WHAT YOU NEED TO DO: Show, in full, each line of the data that contains "horizontal".
....................
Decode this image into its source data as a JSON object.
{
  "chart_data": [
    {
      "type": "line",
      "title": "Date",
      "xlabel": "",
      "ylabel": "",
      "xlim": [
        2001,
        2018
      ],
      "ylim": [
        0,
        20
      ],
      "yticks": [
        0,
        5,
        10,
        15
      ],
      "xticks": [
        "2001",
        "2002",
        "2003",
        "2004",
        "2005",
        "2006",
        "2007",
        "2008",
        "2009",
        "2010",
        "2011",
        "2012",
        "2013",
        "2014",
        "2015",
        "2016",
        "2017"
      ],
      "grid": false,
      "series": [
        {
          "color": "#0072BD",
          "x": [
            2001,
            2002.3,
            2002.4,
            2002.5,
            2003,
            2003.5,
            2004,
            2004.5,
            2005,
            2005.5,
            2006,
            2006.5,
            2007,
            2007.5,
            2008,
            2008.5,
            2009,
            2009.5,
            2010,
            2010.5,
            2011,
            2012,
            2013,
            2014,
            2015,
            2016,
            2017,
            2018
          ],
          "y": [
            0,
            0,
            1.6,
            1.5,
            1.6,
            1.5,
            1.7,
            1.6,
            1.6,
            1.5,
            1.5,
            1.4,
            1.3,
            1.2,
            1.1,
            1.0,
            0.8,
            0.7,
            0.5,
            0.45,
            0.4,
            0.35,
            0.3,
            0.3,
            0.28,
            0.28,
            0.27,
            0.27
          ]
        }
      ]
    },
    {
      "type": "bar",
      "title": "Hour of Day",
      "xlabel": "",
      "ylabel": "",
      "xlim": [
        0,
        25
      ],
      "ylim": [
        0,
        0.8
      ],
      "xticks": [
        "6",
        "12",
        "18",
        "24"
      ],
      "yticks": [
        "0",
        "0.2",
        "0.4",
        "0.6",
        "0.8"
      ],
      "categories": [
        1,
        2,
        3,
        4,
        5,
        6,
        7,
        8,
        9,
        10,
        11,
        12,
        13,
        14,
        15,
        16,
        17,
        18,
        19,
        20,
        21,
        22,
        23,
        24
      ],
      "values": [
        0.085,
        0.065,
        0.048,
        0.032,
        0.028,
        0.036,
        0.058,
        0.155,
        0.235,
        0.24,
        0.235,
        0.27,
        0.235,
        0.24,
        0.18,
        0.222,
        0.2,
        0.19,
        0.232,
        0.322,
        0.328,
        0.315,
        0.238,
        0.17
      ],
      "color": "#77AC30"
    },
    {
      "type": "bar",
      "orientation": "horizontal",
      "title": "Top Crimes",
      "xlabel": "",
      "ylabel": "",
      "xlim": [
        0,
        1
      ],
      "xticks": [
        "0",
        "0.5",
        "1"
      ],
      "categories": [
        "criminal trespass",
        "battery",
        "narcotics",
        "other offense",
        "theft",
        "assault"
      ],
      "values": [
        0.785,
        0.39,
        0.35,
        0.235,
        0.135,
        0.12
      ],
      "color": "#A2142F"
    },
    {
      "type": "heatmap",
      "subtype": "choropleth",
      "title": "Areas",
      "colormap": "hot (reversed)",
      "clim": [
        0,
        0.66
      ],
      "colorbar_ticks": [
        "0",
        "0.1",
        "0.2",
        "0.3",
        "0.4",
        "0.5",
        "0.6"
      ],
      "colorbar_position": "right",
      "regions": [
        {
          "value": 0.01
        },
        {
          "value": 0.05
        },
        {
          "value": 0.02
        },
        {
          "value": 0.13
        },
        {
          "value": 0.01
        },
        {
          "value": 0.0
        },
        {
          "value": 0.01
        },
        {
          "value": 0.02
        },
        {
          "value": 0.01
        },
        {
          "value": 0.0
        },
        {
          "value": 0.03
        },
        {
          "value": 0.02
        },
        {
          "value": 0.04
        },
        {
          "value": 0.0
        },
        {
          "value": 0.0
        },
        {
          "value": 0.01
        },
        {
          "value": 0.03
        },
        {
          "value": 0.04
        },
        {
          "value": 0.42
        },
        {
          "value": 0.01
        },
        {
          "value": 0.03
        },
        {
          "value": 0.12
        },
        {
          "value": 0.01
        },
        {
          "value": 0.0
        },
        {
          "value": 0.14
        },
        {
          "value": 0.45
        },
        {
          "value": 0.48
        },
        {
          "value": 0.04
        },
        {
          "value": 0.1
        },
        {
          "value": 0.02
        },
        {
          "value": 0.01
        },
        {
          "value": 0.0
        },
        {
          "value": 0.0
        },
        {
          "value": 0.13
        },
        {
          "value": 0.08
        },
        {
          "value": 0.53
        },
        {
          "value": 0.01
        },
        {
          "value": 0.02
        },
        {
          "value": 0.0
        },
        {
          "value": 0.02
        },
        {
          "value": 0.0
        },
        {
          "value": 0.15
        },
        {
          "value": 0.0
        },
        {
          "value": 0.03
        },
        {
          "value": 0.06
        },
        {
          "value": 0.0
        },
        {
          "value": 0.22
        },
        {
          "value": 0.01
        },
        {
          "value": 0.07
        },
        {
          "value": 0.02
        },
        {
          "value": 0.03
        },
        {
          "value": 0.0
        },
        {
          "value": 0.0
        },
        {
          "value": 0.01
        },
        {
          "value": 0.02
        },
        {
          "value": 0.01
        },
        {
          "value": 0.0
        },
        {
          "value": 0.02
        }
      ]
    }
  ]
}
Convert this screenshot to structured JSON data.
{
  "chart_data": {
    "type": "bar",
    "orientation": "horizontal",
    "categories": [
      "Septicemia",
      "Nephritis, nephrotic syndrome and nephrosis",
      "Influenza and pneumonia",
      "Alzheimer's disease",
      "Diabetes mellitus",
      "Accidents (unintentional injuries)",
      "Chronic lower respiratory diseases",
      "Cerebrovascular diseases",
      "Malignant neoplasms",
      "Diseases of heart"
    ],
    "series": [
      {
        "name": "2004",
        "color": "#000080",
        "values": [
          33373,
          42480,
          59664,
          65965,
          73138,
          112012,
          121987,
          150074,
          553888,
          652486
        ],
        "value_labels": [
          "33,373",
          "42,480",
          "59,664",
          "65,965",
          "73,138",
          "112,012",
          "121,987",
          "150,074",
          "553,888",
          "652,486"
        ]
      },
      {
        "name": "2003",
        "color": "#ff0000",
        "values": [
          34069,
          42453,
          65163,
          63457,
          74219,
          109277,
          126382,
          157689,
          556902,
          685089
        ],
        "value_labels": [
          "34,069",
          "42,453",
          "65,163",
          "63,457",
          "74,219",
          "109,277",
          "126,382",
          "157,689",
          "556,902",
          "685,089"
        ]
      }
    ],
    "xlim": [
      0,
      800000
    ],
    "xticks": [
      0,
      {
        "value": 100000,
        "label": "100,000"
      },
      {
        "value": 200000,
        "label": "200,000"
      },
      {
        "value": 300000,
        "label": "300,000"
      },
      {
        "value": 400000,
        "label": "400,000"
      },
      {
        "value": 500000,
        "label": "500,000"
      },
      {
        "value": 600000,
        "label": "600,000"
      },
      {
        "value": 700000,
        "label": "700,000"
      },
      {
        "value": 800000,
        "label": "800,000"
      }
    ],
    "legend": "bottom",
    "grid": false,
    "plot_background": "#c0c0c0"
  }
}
....................
WRITTEN SOLUTION:
      "orientation": "horizontal",
    "orientation": "horizontal",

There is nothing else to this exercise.